Task to carry out | The entries below should be output exactly as written.

Stored dataset items
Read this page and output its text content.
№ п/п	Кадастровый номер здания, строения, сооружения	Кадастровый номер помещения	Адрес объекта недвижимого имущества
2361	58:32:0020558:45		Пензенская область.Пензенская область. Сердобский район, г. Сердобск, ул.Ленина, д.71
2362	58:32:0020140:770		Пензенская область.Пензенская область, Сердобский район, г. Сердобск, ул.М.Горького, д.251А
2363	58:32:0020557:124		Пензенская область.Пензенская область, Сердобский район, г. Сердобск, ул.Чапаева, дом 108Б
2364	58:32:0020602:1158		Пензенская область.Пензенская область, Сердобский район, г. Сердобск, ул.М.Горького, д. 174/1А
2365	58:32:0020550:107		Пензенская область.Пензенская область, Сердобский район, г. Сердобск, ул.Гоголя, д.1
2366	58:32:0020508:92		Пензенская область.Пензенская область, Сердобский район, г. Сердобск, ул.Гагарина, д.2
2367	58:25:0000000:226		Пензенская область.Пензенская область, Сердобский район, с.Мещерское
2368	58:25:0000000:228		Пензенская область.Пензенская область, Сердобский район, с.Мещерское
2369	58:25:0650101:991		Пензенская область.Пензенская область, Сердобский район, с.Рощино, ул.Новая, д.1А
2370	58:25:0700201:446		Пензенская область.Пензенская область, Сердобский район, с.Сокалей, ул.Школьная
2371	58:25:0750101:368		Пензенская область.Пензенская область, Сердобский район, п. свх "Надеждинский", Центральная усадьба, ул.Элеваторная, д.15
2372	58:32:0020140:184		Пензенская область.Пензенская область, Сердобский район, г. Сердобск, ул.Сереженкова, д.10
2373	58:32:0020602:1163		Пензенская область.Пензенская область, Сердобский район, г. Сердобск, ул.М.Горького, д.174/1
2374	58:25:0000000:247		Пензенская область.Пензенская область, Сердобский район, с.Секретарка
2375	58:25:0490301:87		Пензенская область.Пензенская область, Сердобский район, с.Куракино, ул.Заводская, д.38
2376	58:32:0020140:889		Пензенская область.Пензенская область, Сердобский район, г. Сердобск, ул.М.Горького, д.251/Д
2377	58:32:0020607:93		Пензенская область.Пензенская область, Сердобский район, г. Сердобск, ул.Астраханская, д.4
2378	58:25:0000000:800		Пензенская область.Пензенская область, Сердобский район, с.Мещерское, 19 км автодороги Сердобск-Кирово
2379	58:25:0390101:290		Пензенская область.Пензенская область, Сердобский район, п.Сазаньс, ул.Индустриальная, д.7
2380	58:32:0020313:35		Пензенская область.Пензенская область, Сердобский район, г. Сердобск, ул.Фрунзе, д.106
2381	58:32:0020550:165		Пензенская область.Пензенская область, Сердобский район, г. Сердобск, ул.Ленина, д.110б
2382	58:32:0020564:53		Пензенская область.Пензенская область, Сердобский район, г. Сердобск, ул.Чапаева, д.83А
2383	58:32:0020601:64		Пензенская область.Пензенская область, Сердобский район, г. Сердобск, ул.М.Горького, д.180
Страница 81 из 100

Exercise answer |
Read this page and output its text content.
№ п/п	Кадастровый номер здания, строения, сооружения	Кадастровый номер помещения	Адрес объекта недвижимого имущества
2361	58:32:0020558:45		Пензенская область.Пензенская область. Сердобский район, г. Сердобск, ул.Ленина, д.71
2362	58:32:0020140:770		Пензенская область.Пензенская область, Сердобский район, г. Сердобск, ул.М.Горького, д.251А
2363	58:32:0020557:124		Пензенская область.Пензенская область, Сердобский район, г. Сердобск, ул.Чапаева, дом 108Б
2364	58:32:0020602:1158		Пензенская область.Пензенская область, Сердобский район, г. Сердобск, ул.М.Горького, д. 174/1А
2365	58:32:0020550:107		Пензенская область.Пензенская область, Сердобский район, г. Сердобск, ул.Гоголя, д.1
2366	58:32:0020508:92		Пензенская область.Пензенская область, Сердобский район, г. Сердобск, ул.Гагарина, д.2
2367	58:25:0000000:226		Пензенская область.Пензенская область, Сердобский район, с.Мещерское
2368	58:25:0000000:228		Пензенская область.Пензенская область, Сердобский район, с.Мещерское
2369	58:25:0650101:991		Пензенская область.Пензенская область, Сердобский район, с.Рощино, ул.Новая, д.1А
2370	58:25:0700201:446		Пензенская область.Пензенская область, Сердобский район, с.Сокалей, ул.Школьная
2371	58:25:0750101:368		Пензенская область.Пензенская область, Сердобский район, п. свх "Надеждинский", Центральная усадьба, ул.Элеваторная, д.15
2372	58:32:0020140:184		Пензенская область.Пензенская область, Сердобский район, г. Сердобск, ул.Сереженкова, д.10
2373	58:32:0020602:1163		Пензенская область.Пензенская область, Сердобский район, г. Сердобск, ул.М.Горького, д.174/1
2374	58:25:0000000:247		Пензенская область.Пензенская область, Сердобский район, с.Секретарка
2375	58:25:0490301:87		Пензенская область.Пензенская область, Сердобский район, с.Куракино, ул.Заводская, д.38
2376	58:32:0020140:889		Пензенская область.Пензенская область, Сердобский район, г. Сердобск, ул.М.Горького, д.251/Д
2377	58:32:0020607:93		Пензенская область.Пензенская область, Сердобский район, г. Сердобск, ул.Астраханская, д.4
2378	58:25:0000000:800		Пензенская область.Пензенская область, Сердобский район, с.Мещерское, 19 км автодороги Сердобск-Кирово
2379	58:25:0390101:290		Пензенская область.Пензенская область, Сердобский район, п.Сазаньс, ул.Индустриальная, д.7
2380	58:32:0020313:35		Пензенская область.Пензенская область, Сердобский район, г. Сердобск, ул.Фрунзе, д.106
2381	58:32:0020550:165		Пензенская область.Пензенская область, Сердобский район, г. Сердобск, ул.Ленина, д.110б
2382	58:32:0020564:53		Пензенская область.Пензенская область, Сердобский район, г. Сердобск, ул.Чапаева, д.83А
2383	58:32:0020601:64		Пензенская область.Пензенская область, Сердобский район, г. Сердобск, ул.М.Горького, д.180
Страница 81 из 100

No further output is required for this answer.